Provide an exact transcription of all the records.

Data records
* * * * * * *
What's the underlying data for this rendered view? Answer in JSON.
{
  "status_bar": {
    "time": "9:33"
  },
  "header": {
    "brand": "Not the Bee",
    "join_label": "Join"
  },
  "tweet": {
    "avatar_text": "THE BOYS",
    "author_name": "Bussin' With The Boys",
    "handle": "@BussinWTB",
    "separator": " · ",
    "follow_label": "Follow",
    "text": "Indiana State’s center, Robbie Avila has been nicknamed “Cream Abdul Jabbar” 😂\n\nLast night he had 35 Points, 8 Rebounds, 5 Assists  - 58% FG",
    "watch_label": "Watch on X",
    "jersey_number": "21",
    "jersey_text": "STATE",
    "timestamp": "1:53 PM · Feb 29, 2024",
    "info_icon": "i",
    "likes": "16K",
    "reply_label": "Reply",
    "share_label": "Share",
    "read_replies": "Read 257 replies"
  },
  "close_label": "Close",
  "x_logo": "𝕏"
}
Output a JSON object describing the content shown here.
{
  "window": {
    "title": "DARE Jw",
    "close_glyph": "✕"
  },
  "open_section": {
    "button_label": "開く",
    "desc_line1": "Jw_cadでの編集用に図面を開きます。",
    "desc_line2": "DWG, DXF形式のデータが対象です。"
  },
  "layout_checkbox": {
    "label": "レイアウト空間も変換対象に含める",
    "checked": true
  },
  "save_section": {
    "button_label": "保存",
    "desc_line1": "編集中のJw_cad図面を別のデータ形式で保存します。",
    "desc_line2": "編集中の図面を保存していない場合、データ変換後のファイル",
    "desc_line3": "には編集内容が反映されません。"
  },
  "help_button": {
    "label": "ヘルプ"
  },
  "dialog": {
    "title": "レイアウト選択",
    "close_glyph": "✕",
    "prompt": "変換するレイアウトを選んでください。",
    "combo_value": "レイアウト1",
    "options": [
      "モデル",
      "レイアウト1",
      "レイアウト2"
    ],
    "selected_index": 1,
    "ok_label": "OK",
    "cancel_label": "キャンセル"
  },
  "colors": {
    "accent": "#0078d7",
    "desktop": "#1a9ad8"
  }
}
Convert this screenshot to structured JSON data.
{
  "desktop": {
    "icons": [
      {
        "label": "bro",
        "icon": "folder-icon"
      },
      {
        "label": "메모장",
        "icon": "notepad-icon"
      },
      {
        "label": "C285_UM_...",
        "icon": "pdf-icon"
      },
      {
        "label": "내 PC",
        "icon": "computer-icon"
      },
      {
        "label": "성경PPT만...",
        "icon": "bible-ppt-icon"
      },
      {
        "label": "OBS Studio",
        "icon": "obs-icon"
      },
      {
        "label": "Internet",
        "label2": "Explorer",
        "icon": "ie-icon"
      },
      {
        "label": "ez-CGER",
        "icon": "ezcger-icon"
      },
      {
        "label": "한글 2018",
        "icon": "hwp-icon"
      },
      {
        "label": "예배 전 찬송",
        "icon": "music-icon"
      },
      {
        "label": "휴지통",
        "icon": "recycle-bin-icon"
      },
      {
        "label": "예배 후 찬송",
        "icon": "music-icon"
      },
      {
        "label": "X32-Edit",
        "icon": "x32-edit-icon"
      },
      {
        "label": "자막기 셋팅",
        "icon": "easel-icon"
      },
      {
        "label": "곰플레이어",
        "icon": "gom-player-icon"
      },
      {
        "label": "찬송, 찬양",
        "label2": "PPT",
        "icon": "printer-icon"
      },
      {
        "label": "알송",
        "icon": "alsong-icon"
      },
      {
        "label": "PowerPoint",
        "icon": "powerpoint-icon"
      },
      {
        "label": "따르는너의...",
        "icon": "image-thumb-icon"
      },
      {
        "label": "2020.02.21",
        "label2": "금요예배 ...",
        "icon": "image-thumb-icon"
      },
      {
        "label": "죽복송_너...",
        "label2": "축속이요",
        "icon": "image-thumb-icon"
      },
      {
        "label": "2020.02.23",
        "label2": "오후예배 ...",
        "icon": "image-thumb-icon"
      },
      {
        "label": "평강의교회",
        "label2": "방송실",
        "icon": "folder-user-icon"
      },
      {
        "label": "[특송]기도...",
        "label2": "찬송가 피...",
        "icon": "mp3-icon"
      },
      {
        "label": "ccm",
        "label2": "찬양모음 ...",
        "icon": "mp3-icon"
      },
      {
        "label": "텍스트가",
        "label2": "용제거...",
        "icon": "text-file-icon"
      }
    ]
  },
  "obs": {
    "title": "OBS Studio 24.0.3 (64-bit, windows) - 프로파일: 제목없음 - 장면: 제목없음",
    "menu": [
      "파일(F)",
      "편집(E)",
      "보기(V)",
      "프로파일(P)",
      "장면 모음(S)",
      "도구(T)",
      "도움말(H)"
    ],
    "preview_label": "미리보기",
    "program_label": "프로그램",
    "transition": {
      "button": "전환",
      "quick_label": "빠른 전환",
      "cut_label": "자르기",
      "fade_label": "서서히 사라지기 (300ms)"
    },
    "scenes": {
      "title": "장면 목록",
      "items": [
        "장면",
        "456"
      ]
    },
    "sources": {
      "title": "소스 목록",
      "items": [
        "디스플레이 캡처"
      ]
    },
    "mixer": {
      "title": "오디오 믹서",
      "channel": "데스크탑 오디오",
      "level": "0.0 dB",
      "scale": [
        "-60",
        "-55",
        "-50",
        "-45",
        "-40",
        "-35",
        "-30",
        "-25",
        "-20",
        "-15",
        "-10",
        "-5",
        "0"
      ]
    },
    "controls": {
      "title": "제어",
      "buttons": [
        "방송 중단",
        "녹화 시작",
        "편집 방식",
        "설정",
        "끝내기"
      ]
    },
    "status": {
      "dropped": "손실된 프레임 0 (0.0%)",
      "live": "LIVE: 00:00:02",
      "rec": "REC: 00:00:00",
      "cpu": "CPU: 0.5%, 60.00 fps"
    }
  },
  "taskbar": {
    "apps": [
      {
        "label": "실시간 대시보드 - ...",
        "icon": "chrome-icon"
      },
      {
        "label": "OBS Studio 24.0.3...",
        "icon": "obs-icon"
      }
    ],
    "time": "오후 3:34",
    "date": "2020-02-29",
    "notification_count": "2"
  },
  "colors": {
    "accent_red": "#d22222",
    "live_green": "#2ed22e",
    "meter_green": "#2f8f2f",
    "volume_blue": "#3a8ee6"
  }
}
* * * * * * *
= EXERCISE RESPONSE =
What's the underlying data for this rendered view? Answer in JSON.
{
  "status_bar": {
    "time": "9:33"
  },
  "header": {
    "brand": "Not the Bee",
    "join_label": "Join"
  },
  "tweet": {
    "avatar_text": "THE BOYS",
    "author_name": "Bussin' With The Boys",
    "handle": "@BussinWTB",
    "separator": " · ",
    "follow_label": "Follow",
    "text": "Indiana State’s center, Robbie Avila has been nicknamed “Cream Abdul Jabbar” 😂\n\nLast night he had 35 Points, 8 Rebounds, 5 Assists  - 58% FG",
    "watch_label": "Watch on X",
    "jersey_number": "21",
    "jersey_text": "STATE",
    "timestamp": "1:53 PM · Feb 29, 2024",
    "info_icon": "i",
    "likes": "16K",
    "reply_label": "Reply",
    "share_label": "Share",
    "read_replies": "Read 257 replies"
  },
  "close_label": "Close",
  "x_logo": "𝕏"
}
Output a JSON object describing the content shown here.
{
  "window": {
    "title": "DARE Jw",
    "close_glyph": "✕"
  },
  "open_section": {
    "button_label": "開く",
    "desc_line1": "Jw_cadでの編集用に図面を開きます。",
    "desc_line2": "DWG, DXF形式のデータが対象です。"
  },
  "layout_checkbox": {
    "label": "レイアウト空間も変換対象に含める",
    "checked": true
  },
  "save_section": {
    "button_label": "保存",
    "desc_line1": "編集中のJw_cad図面を別のデータ形式で保存します。",
    "desc_line2": "編集中の図面を保存していない場合、データ変換後のファイル",
    "desc_line3": "には編集内容が反映されません。"
  },
  "help_button": {
    "label": "ヘルプ"
  },
  "dialog": {
    "title": "レイアウト選択",
    "close_glyph": "✕",
    "prompt": "変換するレイアウトを選んでください。",
    "combo_value": "レイアウト1",
    "options": [
      "モデル",
      "レイアウト1",
      "レイアウト2"
    ],
    "selected_index": 1,
    "ok_label": "OK",
    "cancel_label": "キャンセル"
  },
  "colors": {
    "accent": "#0078d7",
    "desktop": "#1a9ad8"
  }
}
Convert this screenshot to structured JSON data.
{
  "desktop": {
    "icons": [
      {
        "label": "bro",
        "icon": "folder-icon"
      },
      {
        "label": "메모장",
        "icon": "notepad-icon"
      },
      {
        "label": "C285_UM_...",
        "icon": "pdf-icon"
      },
      {
        "label": "내 PC",
        "icon": "computer-icon"
      },
      {
        "label": "성경PPT만...",
        "icon": "bible-ppt-icon"
      },
      {
        "label": "OBS Studio",
        "icon": "obs-icon"
      },
      {
        "label": "Internet",
        "label2": "Explorer",
        "icon": "ie-icon"
      },
      {
        "label": "ez-CGER",
        "icon": "ezcger-icon"
      },
      {
        "label": "한글 2018",
        "icon": "hwp-icon"
      },
      {
        "label": "예배 전 찬송",
        "icon": "music-icon"
      },
      {
        "label": "휴지통",
        "icon": "recycle-bin-icon"
      },
      {
        "label": "예배 후 찬송",
        "icon": "music-icon"
      },
      {
        "label": "X32-Edit",
        "icon": "x32-edit-icon"
      },
      {
        "label": "자막기 셋팅",
        "icon": "easel-icon"
      },
      {
        "label": "곰플레이어",
        "icon": "gom-player-icon"
      },
      {
        "label": "찬송, 찬양",
        "label2": "PPT",
        "icon": "printer-icon"
      },
      {
        "label": "알송",
        "icon": "alsong-icon"
      },
      {
        "label": "PowerPoint",
        "icon": "powerpoint-icon"
      },
      {
        "label": "따르는너의...",
        "icon": "image-thumb-icon"
      },
      {
        "label": "2020.02.21",
        "label2": "금요예배 ...",
        "icon": "image-thumb-icon"
      },
      {
        "label": "죽복송_너...",
        "label2": "축속이요",
        "icon": "image-thumb-icon"
      },
      {
        "label": "2020.02.23",
        "label2": "오후예배 ...",
        "icon": "image-thumb-icon"
      },
      {
        "label": "평강의교회",
        "label2": "방송실",
        "icon": "folder-user-icon"
      },
      {
        "label": "[특송]기도...",
        "label2": "찬송가 피...",
        "icon": "mp3-icon"
      },
      {
        "label": "ccm",
        "label2": "찬양모음 ...",
        "icon": "mp3-icon"
      },
      {
        "label": "텍스트가",
        "label2": "용제거...",
        "icon": "text-file-icon"
      }
    ]
  },
  "obs": {
    "title": "OBS Studio 24.0.3 (64-bit, windows) - 프로파일: 제목없음 - 장면: 제목없음",
    "menu": [
      "파일(F)",
      "편집(E)",
      "보기(V)",
      "프로파일(P)",
      "장면 모음(S)",
      "도구(T)",
      "도움말(H)"
    ],
    "preview_label": "미리보기",
    "program_label": "프로그램",
    "transition": {
      "button": "전환",
      "quick_label": "빠른 전환",
      "cut_label": "자르기",
      "fade_label": "서서히 사라지기 (300ms)"
    },
    "scenes": {
      "title": "장면 목록",
      "items": [
        "장면",
        "456"
      ]
    },
    "sources": {
      "title": "소스 목록",
      "items": [
        "디스플레이 캡처"
      ]
    },
    "mixer": {
      "title": "오디오 믹서",
      "channel": "데스크탑 오디오",
      "level": "0.0 dB",
      "scale": [
        "-60",
        "-55",
        "-50",
        "-45",
        "-40",
        "-35",
        "-30",
        "-25",
        "-20",
        "-15",
        "-10",
        "-5",
        "0"
      ]
    },
    "controls": {
      "title": "제어",
      "buttons": [
        "방송 중단",
        "녹화 시작",
        "편집 방식",
        "설정",
        "끝내기"
      ]
    },
    "status": {
      "dropped": "손실된 프레임 0 (0.0%)",
      "live": "LIVE: 00:00:02",
      "rec": "REC: 00:00:00",
      "cpu": "CPU: 0.5%, 60.00 fps"
    }
  },
  "taskbar": {
    "apps": [
      {
        "label": "실시간 대시보드 - ...",
        "icon": "chrome-icon"
      },
      {
        "label": "OBS Studio 24.0.3...",
        "icon": "obs-icon"
      }
    ],
    "time": "오후 3:34",
    "date": "2020-02-29",
    "notification_count": "2"
  },
  "colors": {
    "accent_red": "#d22222",
    "live_green": "#2ed22e",
    "meter_green": "#2f8f2f",
    "volume_blue": "#3a8ee6"
  }
}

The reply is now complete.